Task to carry out -
Your answer should be a single number: how many lines in the data below hold the string "into".

################

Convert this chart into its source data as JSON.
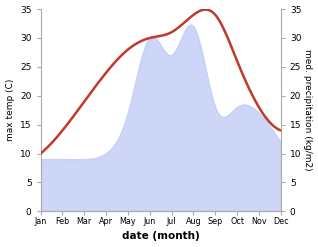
{
  "months": [
    "Jan",
    "Feb",
    "Mar",
    "Apr",
    "May",
    "Jun",
    "Jul",
    "Aug",
    "Sep",
    "Oct",
    "Nov",
    "Dec"
  ],
  "temperature": [
    10,
    14,
    19,
    24,
    28,
    30,
    31,
    34,
    34,
    26,
    18,
    14
  ],
  "precipitation": [
    9,
    9,
    9,
    10,
    17,
    30,
    27,
    32,
    18,
    18,
    17,
    12
  ],
  "temp_color": "#c0392b",
  "precip_color": "#c5cff5",
  "ylim_left": [
    0,
    35
  ],
  "ylim_right": [
    0,
    35
  ],
  "xlabel": "date (month)",
  "ylabel_left": "max temp (C)",
  "ylabel_right": "med. precipitation (kg/m2)",
  "background_color": "#ffffff",
  "temp_linewidth": 1.8
}
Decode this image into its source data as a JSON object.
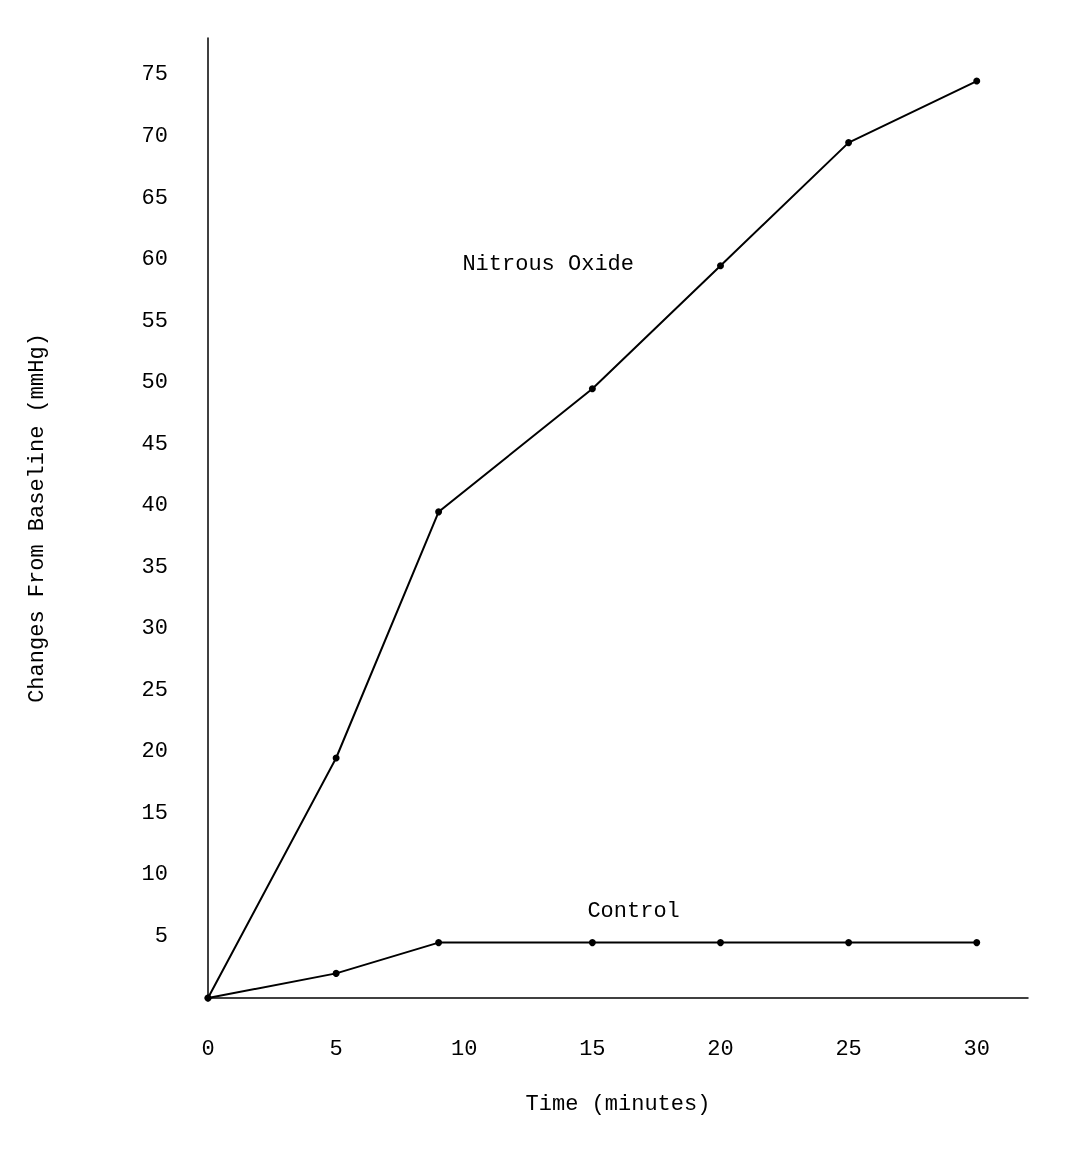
{
  "chart_data": {
    "type": "line",
    "xlabel": "Time (minutes)",
    "ylabel": "Changes From Baseline (mmHg)",
    "xlim": [
      0,
      32
    ],
    "ylim": [
      0,
      78
    ],
    "xticks": [
      0,
      5,
      10,
      15,
      20,
      25,
      30
    ],
    "yticks": [
      5,
      10,
      15,
      20,
      25,
      30,
      35,
      40,
      45,
      50,
      55,
      60,
      65,
      70,
      75
    ],
    "grid": false,
    "legend": false,
    "marker": "circle",
    "line_style": "solid",
    "series": [
      {
        "name": "Nitrous Oxide",
        "color": "#000000",
        "x": [
          0,
          5,
          9,
          15,
          20,
          25,
          30
        ],
        "values": [
          0,
          19.5,
          39.5,
          49.5,
          59.5,
          69.5,
          74.5
        ]
      },
      {
        "name": "Control",
        "color": "#000000",
        "x": [
          0,
          5,
          9,
          15,
          20,
          25,
          30
        ],
        "values": [
          0,
          2,
          4.5,
          4.5,
          4.5,
          4.5,
          4.5
        ]
      }
    ]
  }
}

################

Exercise solution -
2